## Stated task
Copy all the entries below exactly, but not the pictures.

****************************************

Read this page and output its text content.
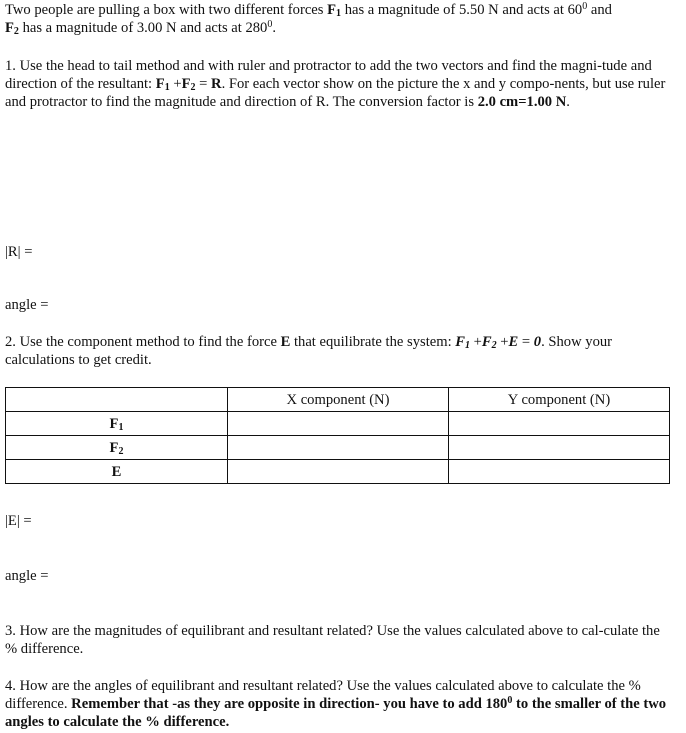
Two people are pulling a box with two different forces $F_1$ has a magnitude of 5.50 N and acts at $60^0$ and
$F_2$ has a magnitude of 3.00 N and acts at $280^0$.
1. Use the head to tail method and with ruler and protractor to add the two vectors and find the magni-tude and direction of the resultant: $F_1 +F_2 = R$. For each vector show on the picture the x and y compo-nents, but use ruler and protractor to find the magnitude and direction of R. The conversion factor is 2.0 cm=1.00 N.
|R| =
angle =
2. Use the component method to find the force E that equilibrate the system: $F_1 +F_2 +E = 0$. Show your calculations to get credit.
	X component (N)	Y component (N)
$F_1$		
$F_2$		
E		
|E| =
angle =
3. How are the magnitudes of equilibrant and resultant related? Use the values calculated above to cal-culate the % difference.
4. How are the angles of equilibrant and resultant related? Use the values calculated above to calculate the % difference. Remember that -as they are opposite in direction- you have to add $180^0$ to the smaller of the two angles to calculate the % difference.
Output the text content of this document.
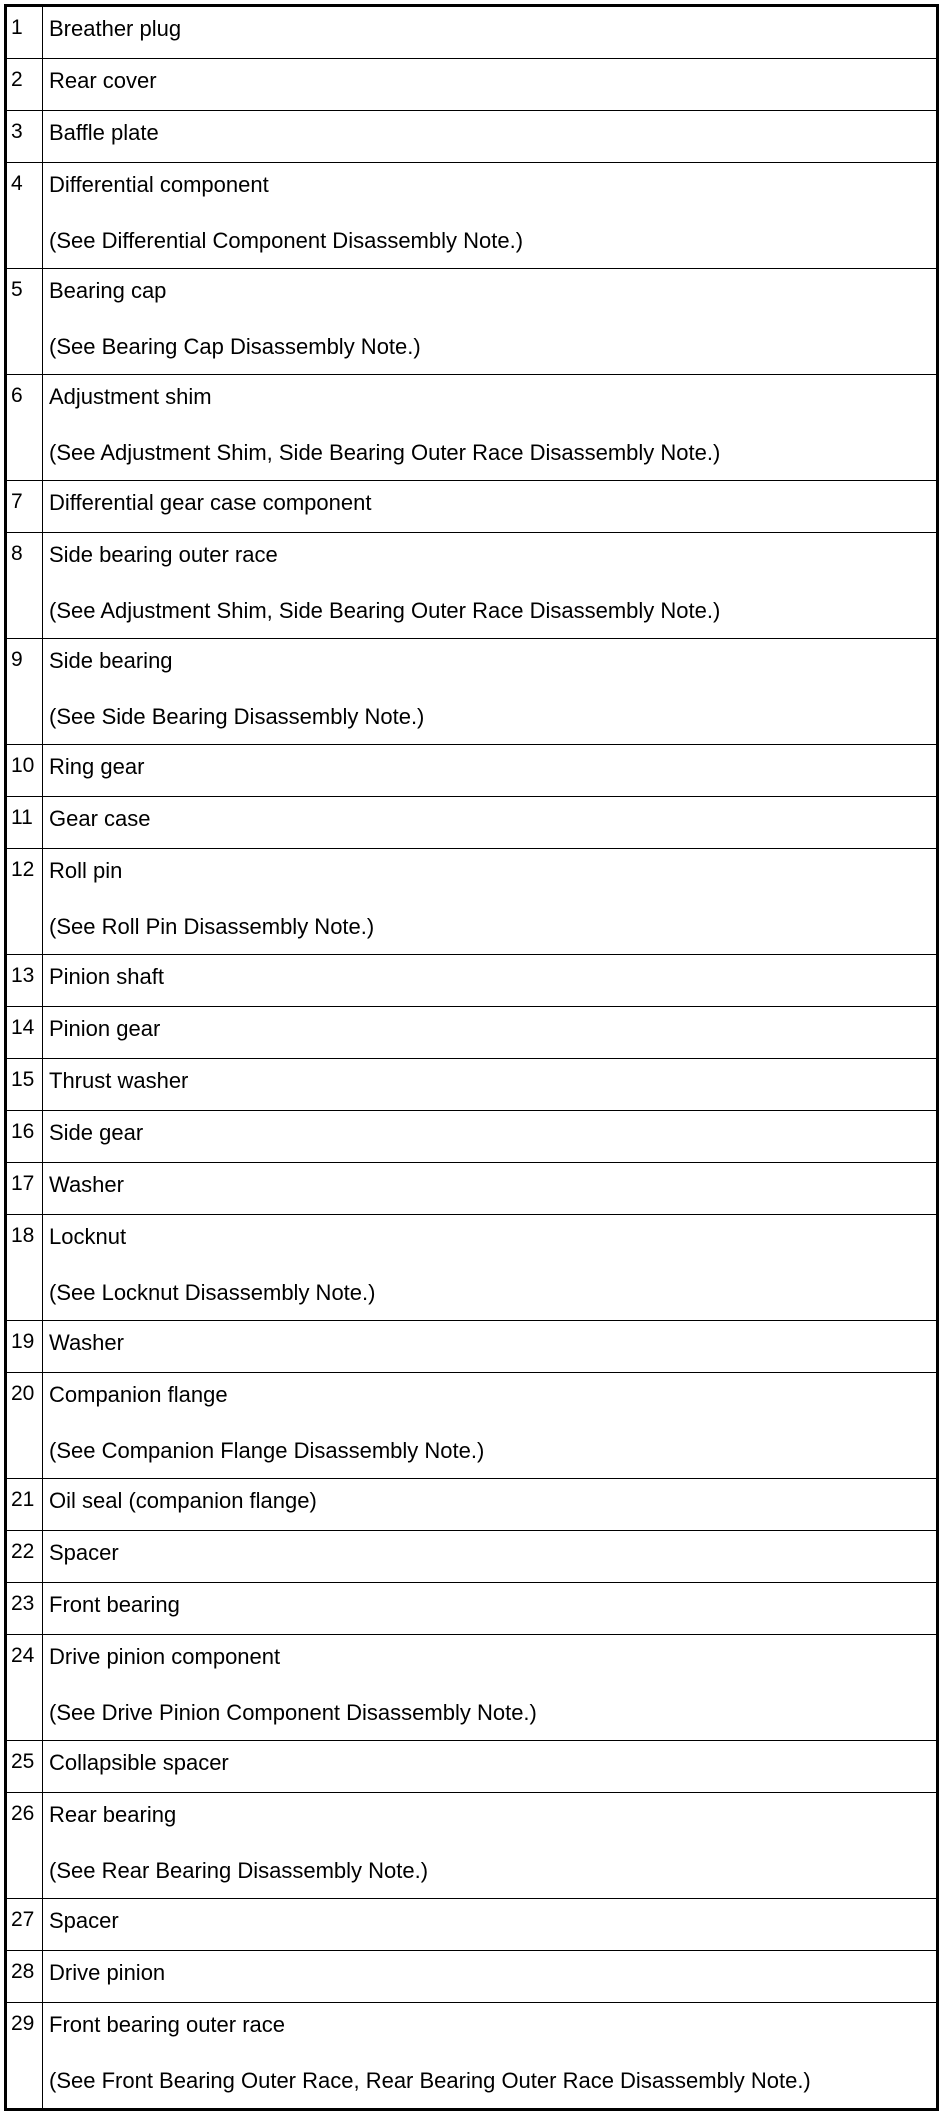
1	Breather plug

2	Rear cover

3	Baffle plate

4	Differential component
(See Differential Component Disassembly Note.)

5	Bearing cap
(See Bearing Cap Disassembly Note.)

6	Adjustment shim
(See Adjustment Shim, Side Bearing Outer Race Disassembly Note.)

7	Differential gear case component

8	Side bearing outer race
(See Adjustment Shim, Side Bearing Outer Race Disassembly Note.)

9	Side bearing
(See Side Bearing Disassembly Note.)

10	Ring gear

11	Gear case

12	Roll pin
(See Roll Pin Disassembly Note.)

13	Pinion shaft

14	Pinion gear

15	Thrust washer

16	Side gear

17	Washer

18	Locknut
(See Locknut Disassembly Note.)

19	Washer

20	Companion flange
(See Companion Flange Disassembly Note.)

21	Oil seal (companion flange)

22	Spacer

23	Front bearing

24	Drive pinion component
(See Drive Pinion Component Disassembly Note.)

25	Collapsible spacer

26	Rear bearing
(See Rear Bearing Disassembly Note.)

27	Spacer

28	Drive pinion

29	Front bearing outer race
(See Front Bearing Outer Race, Rear Bearing Outer Race Disassembly Note.)
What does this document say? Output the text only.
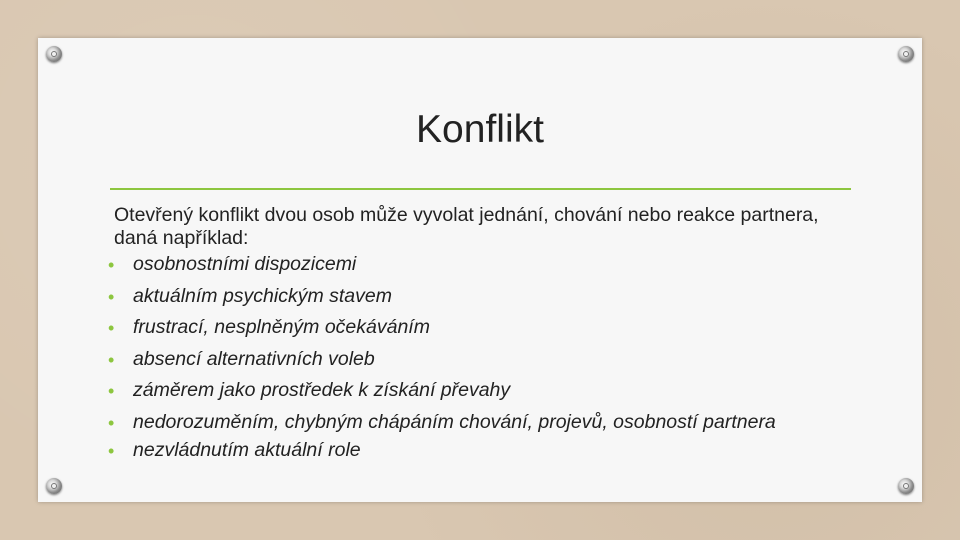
Konflikt

Otevřený konflikt dvou osob může vyvolat jednání, chování nebo reakce partnera, daná například:

• osobnostními dispozicemi
• aktuálním psychickým stavem
• frustrací, nesplněným očekáváním
• absencí alternativních voleb
• záměrem jako prostředek k získání převahy
• nedorozuměním, chybným chápáním chování, projevů, osobností partnera
• nezvládnutím aktuální role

****************************************

## Solution to this task
Read this page and output its text content.
Two people are pulling a box with two different forces $F_1$ has a magnitude of 5.50 N and acts at $60^0$ and
$F_2$ has a magnitude of 3.00 N and acts at $280^0$.
1. Use the head to tail method and with ruler and protractor to add the two vectors and find the magni-tude and direction of the resultant: $F_1 +F_2 = R$. For each vector show on the picture the x and y compo-nents, but use ruler and protractor to find the magnitude and direction of R. The conversion factor is 2.0 cm=1.00 N.
|R| =
angle =
2. Use the component method to find the force E that equilibrate the system: $F_1 +F_2 +E = 0$. Show your calculations to get credit.
	X component (N)	Y component (N)
$F_1$		
$F_2$		
E		
|E| =
angle =
3. How are the magnitudes of equilibrant and resultant related? Use the values calculated above to cal-culate the % difference.
4. How are the angles of equilibrant and resultant related? Use the values calculated above to calculate the % difference. Remember that -as they are opposite in direction- you have to add $180^0$ to the smaller of the two angles to calculate the % difference.
Output the text content of this document.
1	Breather plug

2	Rear cover

3	Baffle plate

4	Differential component
(See Differential Component Disassembly Note.)

5	Bearing cap
(See Bearing Cap Disassembly Note.)

6	Adjustment shim
(See Adjustment Shim, Side Bearing Outer Race Disassembly Note.)

7	Differential gear case component

8	Side bearing outer race
(See Adjustment Shim, Side Bearing Outer Race Disassembly Note.)

9	Side bearing
(See Side Bearing Disassembly Note.)

10	Ring gear

11	Gear case

12	Roll pin
(See Roll Pin Disassembly Note.)

13	Pinion shaft

14	Pinion gear

15	Thrust washer

16	Side gear

17	Washer

18	Locknut
(See Locknut Disassembly Note.)

19	Washer

20	Companion flange
(See Companion Flange Disassembly Note.)

21	Oil seal (companion flange)

22	Spacer

23	Front bearing

24	Drive pinion component
(See Drive Pinion Component Disassembly Note.)

25	Collapsible spacer

26	Rear bearing
(See Rear Bearing Disassembly Note.)

27	Spacer

28	Drive pinion

29	Front bearing outer race
(See Front Bearing Outer Race, Rear Bearing Outer Race Disassembly Note.)
What does this document say? Output the text only.
Konflikt

Otevřený konflikt dvou osob může vyvolat jednání, chování nebo reakce partnera, daná například:

• osobnostními dispozicemi
• aktuálním psychickým stavem
• frustrací, nesplněným očekáváním
• absencí alternativních voleb
• záměrem jako prostředek k získání převahy
• nedorozuměním, chybným chápáním chování, projevů, osobností partnera
• nezvládnutím aktuální role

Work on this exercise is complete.